• **Stated goal**:
Read the lines that follow and tally those with the word "coordinate"; give the number and nothing else.

Chart and figure data
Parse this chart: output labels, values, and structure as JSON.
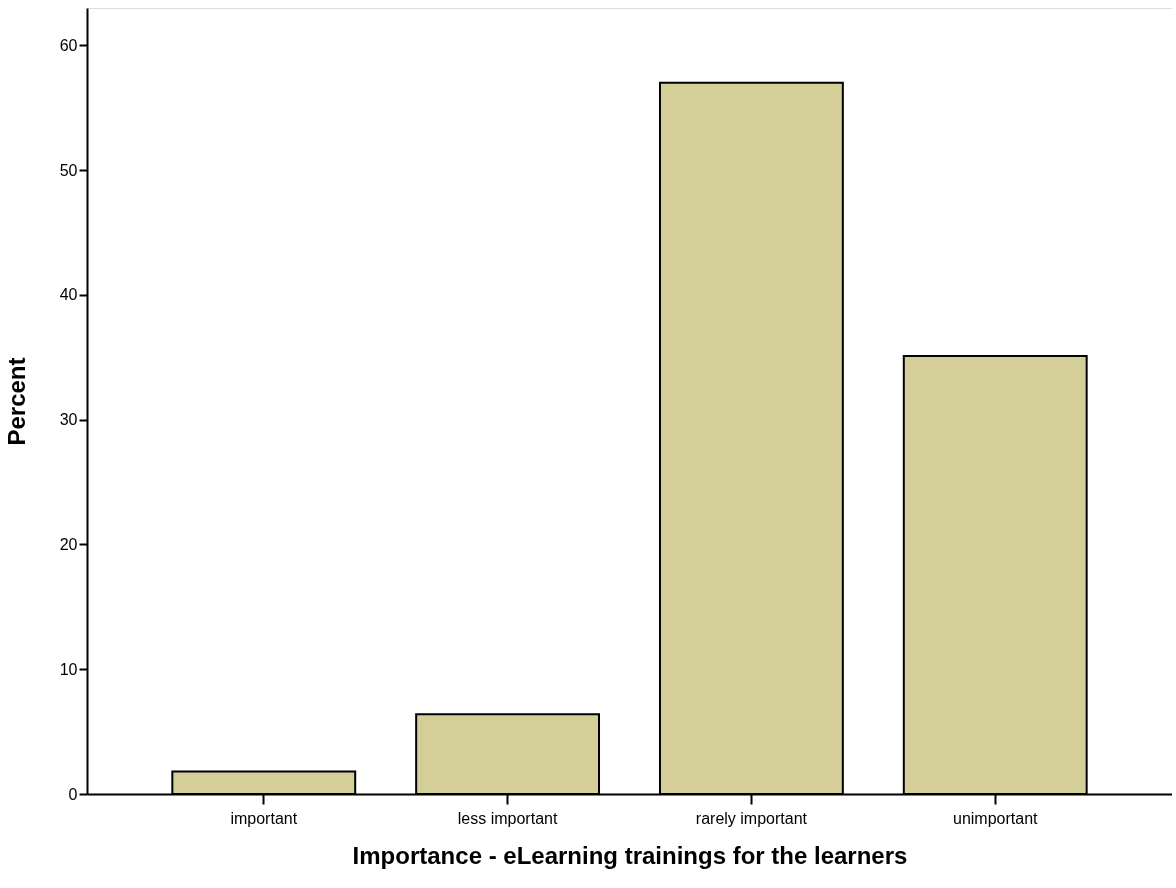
{
  "chart_data": {
    "type": "bar",
    "xlabel": "Importance - eLearning trainings for the learners",
    "ylabel": "Percent",
    "categories": [
      "important",
      "less important",
      "rarely important",
      "unimportant"
    ],
    "values": [
      1.8,
      6.4,
      57.0,
      35.1
    ],
    "color": "#d4ce98",
    "ylim": [
      0,
      63
    ],
    "yticks": [
      0,
      10,
      20,
      30,
      40,
      50,
      60
    ],
    "grid": false
  }
}
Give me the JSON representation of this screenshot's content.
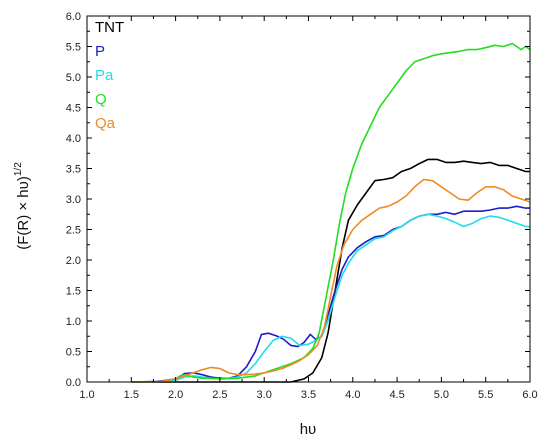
{
  "chart_data": {
    "type": "line",
    "xlabel": "hυ",
    "ylabel": "(F(R) × hυ)",
    "ylabel_superscript": "1/2",
    "xlim": [
      1.0,
      6.0
    ],
    "ylim": [
      0.0,
      6.0
    ],
    "x_ticks": [
      "1.0",
      "1.5",
      "2.0",
      "2.5",
      "3.0",
      "3.5",
      "4.0",
      "4.5",
      "5.0",
      "5.5",
      "6.0"
    ],
    "y_ticks": [
      "0.0",
      "0.5",
      "1.0",
      "1.5",
      "2.0",
      "2.5",
      "3.0",
      "3.5",
      "4.0",
      "4.5",
      "5.0",
      "5.5",
      "6.0"
    ],
    "legend_position": "top-left",
    "series": [
      {
        "name": "TNT",
        "color": "#000000",
        "points": [
          [
            1.5,
            0.0
          ],
          [
            2.0,
            0.0
          ],
          [
            2.5,
            0.0
          ],
          [
            3.0,
            0.0
          ],
          [
            3.3,
            0.0
          ],
          [
            3.45,
            0.05
          ],
          [
            3.55,
            0.15
          ],
          [
            3.65,
            0.4
          ],
          [
            3.72,
            0.8
          ],
          [
            3.8,
            1.5
          ],
          [
            3.88,
            2.2
          ],
          [
            3.95,
            2.65
          ],
          [
            4.05,
            2.9
          ],
          [
            4.15,
            3.1
          ],
          [
            4.25,
            3.3
          ],
          [
            4.35,
            3.32
          ],
          [
            4.45,
            3.35
          ],
          [
            4.55,
            3.45
          ],
          [
            4.65,
            3.5
          ],
          [
            4.75,
            3.58
          ],
          [
            4.85,
            3.65
          ],
          [
            4.95,
            3.65
          ],
          [
            5.05,
            3.6
          ],
          [
            5.15,
            3.6
          ],
          [
            5.25,
            3.62
          ],
          [
            5.35,
            3.6
          ],
          [
            5.45,
            3.58
          ],
          [
            5.55,
            3.6
          ],
          [
            5.65,
            3.55
          ],
          [
            5.75,
            3.55
          ],
          [
            5.85,
            3.5
          ],
          [
            5.95,
            3.45
          ],
          [
            6.0,
            3.45
          ]
        ]
      },
      {
        "name": "P",
        "color": "#1c1cc8",
        "points": [
          [
            1.5,
            0.0
          ],
          [
            1.8,
            0.01
          ],
          [
            2.0,
            0.05
          ],
          [
            2.1,
            0.14
          ],
          [
            2.2,
            0.15
          ],
          [
            2.3,
            0.12
          ],
          [
            2.4,
            0.08
          ],
          [
            2.5,
            0.06
          ],
          [
            2.6,
            0.06
          ],
          [
            2.7,
            0.1
          ],
          [
            2.8,
            0.25
          ],
          [
            2.9,
            0.5
          ],
          [
            2.97,
            0.78
          ],
          [
            3.05,
            0.8
          ],
          [
            3.15,
            0.75
          ],
          [
            3.22,
            0.7
          ],
          [
            3.3,
            0.6
          ],
          [
            3.38,
            0.58
          ],
          [
            3.45,
            0.65
          ],
          [
            3.52,
            0.78
          ],
          [
            3.58,
            0.7
          ],
          [
            3.65,
            0.75
          ],
          [
            3.72,
            1.1
          ],
          [
            3.8,
            1.5
          ],
          [
            3.88,
            1.85
          ],
          [
            3.95,
            2.05
          ],
          [
            4.05,
            2.2
          ],
          [
            4.15,
            2.3
          ],
          [
            4.25,
            2.38
          ],
          [
            4.35,
            2.4
          ],
          [
            4.45,
            2.5
          ],
          [
            4.55,
            2.55
          ],
          [
            4.65,
            2.65
          ],
          [
            4.75,
            2.72
          ],
          [
            4.85,
            2.75
          ],
          [
            4.95,
            2.75
          ],
          [
            5.05,
            2.78
          ],
          [
            5.15,
            2.75
          ],
          [
            5.25,
            2.8
          ],
          [
            5.35,
            2.8
          ],
          [
            5.45,
            2.8
          ],
          [
            5.55,
            2.82
          ],
          [
            5.65,
            2.85
          ],
          [
            5.75,
            2.85
          ],
          [
            5.85,
            2.88
          ],
          [
            5.95,
            2.85
          ],
          [
            6.0,
            2.85
          ]
        ]
      },
      {
        "name": "Pa",
        "color": "#22dcea",
        "points": [
          [
            1.5,
            0.0
          ],
          [
            1.8,
            0.0
          ],
          [
            2.0,
            0.03
          ],
          [
            2.1,
            0.08
          ],
          [
            2.2,
            0.1
          ],
          [
            2.3,
            0.08
          ],
          [
            2.4,
            0.06
          ],
          [
            2.5,
            0.05
          ],
          [
            2.6,
            0.06
          ],
          [
            2.7,
            0.08
          ],
          [
            2.8,
            0.15
          ],
          [
            2.9,
            0.3
          ],
          [
            3.0,
            0.5
          ],
          [
            3.1,
            0.68
          ],
          [
            3.2,
            0.75
          ],
          [
            3.3,
            0.72
          ],
          [
            3.4,
            0.6
          ],
          [
            3.5,
            0.62
          ],
          [
            3.58,
            0.68
          ],
          [
            3.65,
            0.75
          ],
          [
            3.72,
            1.0
          ],
          [
            3.8,
            1.4
          ],
          [
            3.88,
            1.75
          ],
          [
            3.95,
            1.95
          ],
          [
            4.05,
            2.15
          ],
          [
            4.15,
            2.25
          ],
          [
            4.25,
            2.35
          ],
          [
            4.35,
            2.38
          ],
          [
            4.45,
            2.48
          ],
          [
            4.55,
            2.55
          ],
          [
            4.65,
            2.65
          ],
          [
            4.75,
            2.72
          ],
          [
            4.85,
            2.75
          ],
          [
            4.95,
            2.72
          ],
          [
            5.05,
            2.68
          ],
          [
            5.15,
            2.62
          ],
          [
            5.25,
            2.55
          ],
          [
            5.35,
            2.6
          ],
          [
            5.45,
            2.68
          ],
          [
            5.55,
            2.72
          ],
          [
            5.65,
            2.7
          ],
          [
            5.75,
            2.65
          ],
          [
            5.85,
            2.6
          ],
          [
            5.95,
            2.55
          ],
          [
            6.0,
            2.55
          ]
        ]
      },
      {
        "name": "Q",
        "color": "#22dd22",
        "points": [
          [
            1.5,
            0.0
          ],
          [
            1.8,
            0.0
          ],
          [
            2.0,
            0.05
          ],
          [
            2.05,
            0.1
          ],
          [
            2.1,
            0.12
          ],
          [
            2.2,
            0.08
          ],
          [
            2.3,
            0.06
          ],
          [
            2.4,
            0.06
          ],
          [
            2.5,
            0.05
          ],
          [
            2.7,
            0.06
          ],
          [
            2.9,
            0.1
          ],
          [
            3.1,
            0.2
          ],
          [
            3.3,
            0.3
          ],
          [
            3.45,
            0.4
          ],
          [
            3.55,
            0.55
          ],
          [
            3.62,
            0.8
          ],
          [
            3.7,
            1.4
          ],
          [
            3.78,
            2.0
          ],
          [
            3.85,
            2.6
          ],
          [
            3.92,
            3.1
          ],
          [
            4.0,
            3.5
          ],
          [
            4.1,
            3.9
          ],
          [
            4.2,
            4.2
          ],
          [
            4.3,
            4.5
          ],
          [
            4.4,
            4.7
          ],
          [
            4.5,
            4.9
          ],
          [
            4.6,
            5.1
          ],
          [
            4.7,
            5.25
          ],
          [
            4.8,
            5.3
          ],
          [
            4.9,
            5.35
          ],
          [
            5.0,
            5.38
          ],
          [
            5.1,
            5.4
          ],
          [
            5.2,
            5.42
          ],
          [
            5.3,
            5.45
          ],
          [
            5.4,
            5.45
          ],
          [
            5.5,
            5.48
          ],
          [
            5.6,
            5.52
          ],
          [
            5.7,
            5.5
          ],
          [
            5.8,
            5.55
          ],
          [
            5.9,
            5.45
          ],
          [
            5.95,
            5.5
          ],
          [
            6.0,
            5.45
          ]
        ]
      },
      {
        "name": "Qa",
        "color": "#f08a24",
        "points": [
          [
            1.5,
            0.0
          ],
          [
            1.8,
            0.0
          ],
          [
            2.0,
            0.05
          ],
          [
            2.1,
            0.1
          ],
          [
            2.2,
            0.15
          ],
          [
            2.3,
            0.2
          ],
          [
            2.4,
            0.24
          ],
          [
            2.5,
            0.22
          ],
          [
            2.6,
            0.15
          ],
          [
            2.7,
            0.12
          ],
          [
            2.8,
            0.12
          ],
          [
            2.9,
            0.13
          ],
          [
            3.0,
            0.15
          ],
          [
            3.1,
            0.18
          ],
          [
            3.2,
            0.22
          ],
          [
            3.3,
            0.28
          ],
          [
            3.4,
            0.35
          ],
          [
            3.5,
            0.45
          ],
          [
            3.6,
            0.6
          ],
          [
            3.68,
            0.9
          ],
          [
            3.75,
            1.4
          ],
          [
            3.82,
            1.9
          ],
          [
            3.9,
            2.25
          ],
          [
            4.0,
            2.5
          ],
          [
            4.1,
            2.65
          ],
          [
            4.2,
            2.75
          ],
          [
            4.3,
            2.85
          ],
          [
            4.4,
            2.88
          ],
          [
            4.5,
            2.95
          ],
          [
            4.6,
            3.05
          ],
          [
            4.7,
            3.2
          ],
          [
            4.8,
            3.32
          ],
          [
            4.9,
            3.3
          ],
          [
            5.0,
            3.2
          ],
          [
            5.1,
            3.1
          ],
          [
            5.2,
            3.0
          ],
          [
            5.3,
            2.98
          ],
          [
            5.4,
            3.1
          ],
          [
            5.5,
            3.2
          ],
          [
            5.6,
            3.2
          ],
          [
            5.7,
            3.15
          ],
          [
            5.8,
            3.05
          ],
          [
            5.9,
            3.0
          ],
          [
            6.0,
            2.95
          ]
        ]
      }
    ]
  }
}
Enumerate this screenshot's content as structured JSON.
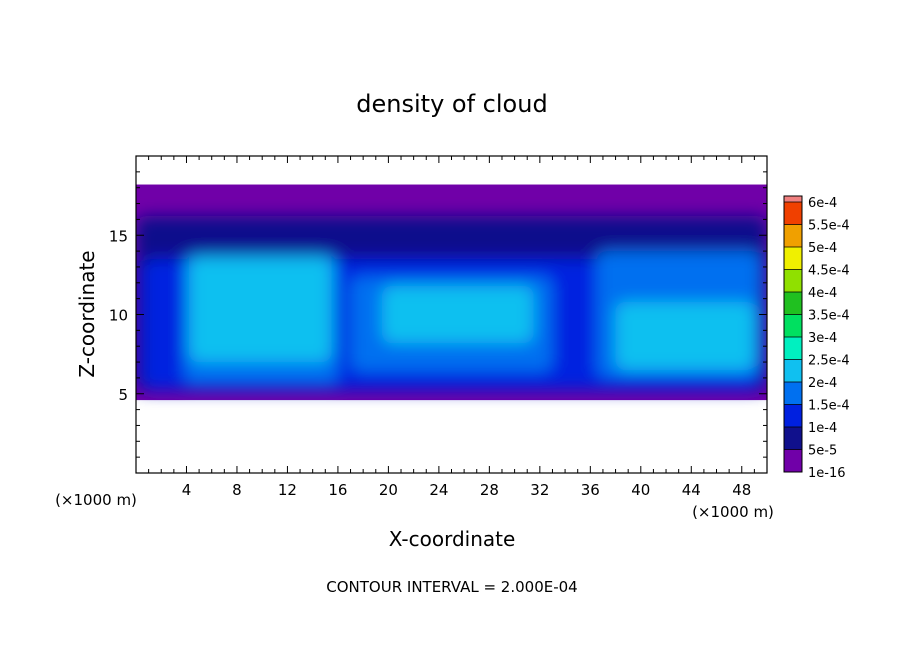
{
  "chart_data": {
    "type": "heatmap",
    "title": "density of cloud",
    "xlabel": "X-coordinate",
    "ylabel": "Z-coordinate",
    "x_unit": "(×1000 m)",
    "z_unit": "(×1000 m)",
    "footer": "CONTOUR INTERVAL = 2.000E-04",
    "xlim": [
      0,
      50
    ],
    "ylim": [
      0,
      20
    ],
    "x_ticks": [
      4,
      8,
      12,
      16,
      20,
      24,
      28,
      32,
      36,
      40,
      44,
      48
    ],
    "y_ticks": [
      5,
      10,
      15
    ],
    "cloud_base": 4.6,
    "cloud_top": 18.2,
    "colorbar": {
      "labels": [
        "1e-16",
        "5e-5",
        "1e-4",
        "1.5e-4",
        "2e-4",
        "2.5e-4",
        "3e-4",
        "3.5e-4",
        "4e-4",
        "4.5e-4",
        "5e-4",
        "5.5e-4",
        "6e-4"
      ],
      "colors": [
        "#7000a8",
        "#10108c",
        "#0020e0",
        "#0070f0",
        "#10c0f0",
        "#00f0c0",
        "#00e060",
        "#20c020",
        "#90e000",
        "#f0f000",
        "#f0a000",
        "#f04000",
        "#f00000"
      ],
      "top_color": "#f08080"
    },
    "regions": [
      {
        "level": 1,
        "x": [
          0,
          50
        ],
        "z": [
          5.2,
          16.2
        ]
      },
      {
        "level": 2,
        "x": [
          0.5,
          49.5
        ],
        "z": [
          5.3,
          13.5
        ]
      },
      {
        "level": 3,
        "x": [
          3.8,
          16
        ],
        "z": [
          5.6,
          13.8
        ]
      },
      {
        "level": 4,
        "x": [
          4.2,
          15.5
        ],
        "z": [
          7.0,
          13.6
        ]
      },
      {
        "level": 3,
        "x": [
          17,
          33
        ],
        "z": [
          6.4,
          12.4
        ]
      },
      {
        "level": 4,
        "x": [
          19.5,
          31.5
        ],
        "z": [
          8.2,
          11.8
        ]
      },
      {
        "level": 3,
        "x": [
          36.5,
          49.5
        ],
        "z": [
          6.0,
          14.0
        ]
      },
      {
        "level": 4,
        "x": [
          38,
          49
        ],
        "z": [
          6.5,
          10.8
        ]
      }
    ]
  }
}
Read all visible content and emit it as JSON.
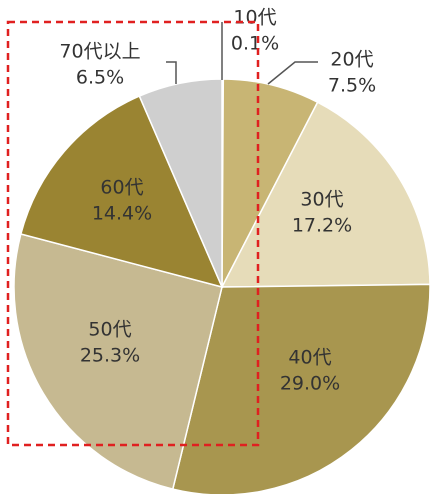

• **Exercise solution**:
2